▶ _Texte de la page_
--------------------------------------------------
  • Ces principes, qui visent à améliorer l’expérience utilisateur, aident les utilisateurs à mieux comprendre le système et à l’utiliser plus efficacement.
  • Cet article fournit des repères utiles aux ingénieurs logiciel débutants lorsqu’ils conçoivent des interfaces conviviales.

1 commentaires

 
GN⁺ 2024-01-11
Commentaires sur Hacker News
  • Les performances ne font pas partie du design de l’UI, mais elles sont souvent négligées. Une UI lente enfreint tous les principes de design.

    • Par exemple, les smart TV Android de Sony ont l’air élégantes, mais leur UI est tellement lente qu’elles sont pénibles à utiliser.
  • Une UI instable et qui change souvent enfreint elle aussi la plupart des principes. Les smart TV sont particulièrement mauvaises dans ce domaine, avec des dispositions d’écran d’accueil et des icônes d’apps qui changent fréquemment sans raison.

  • Les icônes sans libellé (parfois même sans infobulle) sont un problème de plus en plus grave. Si vous devez chercher sur Google pour savoir à quoi sert un bouton, c’est que le design de l’UI est mauvais.

  • Explication de l’importance de la cohérence.

    • Il ne s’agit pas de rechercher des détails précis comme une palette de couleurs limitée ou le choix d’une police discrète.
    • Il s’agit de permettre à l’utilisateur de maîtriser le logiciel avec aisance.
    • Microsoft Office et (Neo)Vim ne sont pas des exemples exceptionnels d’UI, mais ils sont uniques par leur stabilité.
  • Il est important de transmettre clairement à l’utilisateur le modèle conceptuel.
--------------------------------------------------
Recopiez le passage du texte de la page qui s'ouvre sur les mots contenant « GN⁺ 2024-01-11 » et se clôt sur « l’UI est mauvais. », en remplaçant partout « smart TV » par « TV connectées ». Servez-vous seulement du texte de la page.
--------------------------------------------------
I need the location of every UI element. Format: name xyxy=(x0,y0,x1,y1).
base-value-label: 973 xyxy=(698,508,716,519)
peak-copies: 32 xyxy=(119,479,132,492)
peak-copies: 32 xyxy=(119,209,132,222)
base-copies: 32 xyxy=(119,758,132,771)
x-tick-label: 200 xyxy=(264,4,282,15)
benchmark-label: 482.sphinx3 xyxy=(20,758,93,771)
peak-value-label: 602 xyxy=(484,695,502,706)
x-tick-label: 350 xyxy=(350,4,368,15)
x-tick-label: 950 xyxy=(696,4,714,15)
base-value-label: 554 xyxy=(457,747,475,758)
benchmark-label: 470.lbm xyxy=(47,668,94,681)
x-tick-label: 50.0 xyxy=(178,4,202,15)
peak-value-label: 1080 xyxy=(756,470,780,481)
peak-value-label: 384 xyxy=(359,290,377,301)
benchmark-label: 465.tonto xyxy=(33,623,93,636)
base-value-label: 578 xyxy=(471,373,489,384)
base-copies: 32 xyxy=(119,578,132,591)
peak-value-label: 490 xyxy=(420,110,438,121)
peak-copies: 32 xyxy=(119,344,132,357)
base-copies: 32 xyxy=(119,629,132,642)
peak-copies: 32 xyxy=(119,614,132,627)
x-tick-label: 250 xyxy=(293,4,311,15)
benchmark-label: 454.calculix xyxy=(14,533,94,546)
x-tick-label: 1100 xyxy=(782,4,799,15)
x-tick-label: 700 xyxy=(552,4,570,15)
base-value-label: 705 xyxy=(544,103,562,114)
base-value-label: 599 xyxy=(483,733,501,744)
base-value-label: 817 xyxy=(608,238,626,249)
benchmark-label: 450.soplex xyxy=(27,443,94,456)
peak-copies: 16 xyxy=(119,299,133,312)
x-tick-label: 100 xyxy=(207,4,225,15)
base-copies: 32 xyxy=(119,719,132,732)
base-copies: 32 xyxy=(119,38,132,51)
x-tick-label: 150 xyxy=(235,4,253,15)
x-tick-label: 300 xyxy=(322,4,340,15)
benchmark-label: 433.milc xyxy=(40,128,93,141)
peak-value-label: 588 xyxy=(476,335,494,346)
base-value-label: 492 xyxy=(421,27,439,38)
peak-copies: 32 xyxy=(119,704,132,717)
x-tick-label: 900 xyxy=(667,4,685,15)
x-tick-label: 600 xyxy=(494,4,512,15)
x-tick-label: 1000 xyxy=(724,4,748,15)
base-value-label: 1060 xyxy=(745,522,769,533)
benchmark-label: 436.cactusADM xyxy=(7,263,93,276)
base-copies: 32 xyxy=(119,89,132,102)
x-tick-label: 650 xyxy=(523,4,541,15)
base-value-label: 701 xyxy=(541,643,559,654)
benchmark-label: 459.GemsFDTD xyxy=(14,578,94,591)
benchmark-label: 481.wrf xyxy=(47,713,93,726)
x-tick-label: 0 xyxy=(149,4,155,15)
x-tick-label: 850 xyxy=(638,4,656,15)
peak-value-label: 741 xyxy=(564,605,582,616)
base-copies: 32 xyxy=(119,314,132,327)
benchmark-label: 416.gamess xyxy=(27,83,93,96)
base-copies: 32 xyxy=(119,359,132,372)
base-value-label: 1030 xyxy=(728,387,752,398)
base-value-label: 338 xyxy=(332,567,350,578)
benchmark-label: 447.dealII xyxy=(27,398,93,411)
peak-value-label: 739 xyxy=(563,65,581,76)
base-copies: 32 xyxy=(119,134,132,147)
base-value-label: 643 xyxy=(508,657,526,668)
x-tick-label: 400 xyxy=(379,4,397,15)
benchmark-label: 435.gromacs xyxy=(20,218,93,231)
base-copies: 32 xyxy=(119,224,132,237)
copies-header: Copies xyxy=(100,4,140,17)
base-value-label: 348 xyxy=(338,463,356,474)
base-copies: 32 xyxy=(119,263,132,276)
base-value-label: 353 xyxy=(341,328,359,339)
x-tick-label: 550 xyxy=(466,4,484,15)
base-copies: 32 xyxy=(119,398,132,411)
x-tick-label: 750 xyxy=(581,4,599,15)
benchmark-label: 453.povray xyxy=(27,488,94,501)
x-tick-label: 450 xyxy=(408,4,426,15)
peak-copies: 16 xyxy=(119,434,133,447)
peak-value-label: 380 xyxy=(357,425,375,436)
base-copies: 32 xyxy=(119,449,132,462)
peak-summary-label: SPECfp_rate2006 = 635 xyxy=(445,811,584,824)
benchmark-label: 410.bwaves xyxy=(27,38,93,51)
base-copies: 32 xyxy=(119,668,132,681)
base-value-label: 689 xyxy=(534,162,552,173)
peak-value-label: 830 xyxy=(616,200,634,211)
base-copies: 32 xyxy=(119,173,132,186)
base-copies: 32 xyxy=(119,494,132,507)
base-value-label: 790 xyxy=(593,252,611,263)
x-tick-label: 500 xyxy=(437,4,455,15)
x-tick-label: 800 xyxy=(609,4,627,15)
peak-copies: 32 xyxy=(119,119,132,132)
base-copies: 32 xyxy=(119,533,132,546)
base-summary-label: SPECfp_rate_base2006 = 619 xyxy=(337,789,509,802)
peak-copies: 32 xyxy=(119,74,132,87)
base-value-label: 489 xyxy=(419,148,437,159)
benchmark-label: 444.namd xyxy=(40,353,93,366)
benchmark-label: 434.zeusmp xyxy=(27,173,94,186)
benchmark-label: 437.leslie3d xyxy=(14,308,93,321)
--------------------------------------------------
▶ _Corrigé_
GN⁺ 2024-01-11
Commentaires sur Hacker News
  • Les performances ne font pas partie du design de l’UI, mais elles sont souvent négligées. Une UI lente enfreint tous les principes de design.

    • Par exemple, les TV connectées Android de Sony ont l’air élégantes, mais leur UI est tellement lente qu’elles sont pénibles à utiliser.
  • Une UI instable et qui change souvent enfreint elle aussi la plupart des principes. Les TV connectées sont particulièrement mauvaises dans ce domaine, avec des dispositions d’écran d’accueil et des icônes d’apps qui changent fréquemment sans raison.

  • Les icônes sans libellé (parfois même sans infobulle) sont un problème de plus en plus grave. Si vous devez chercher sur Google pour savoir à quoi sert un bouton, c’est que le design de l’UI est mauvais.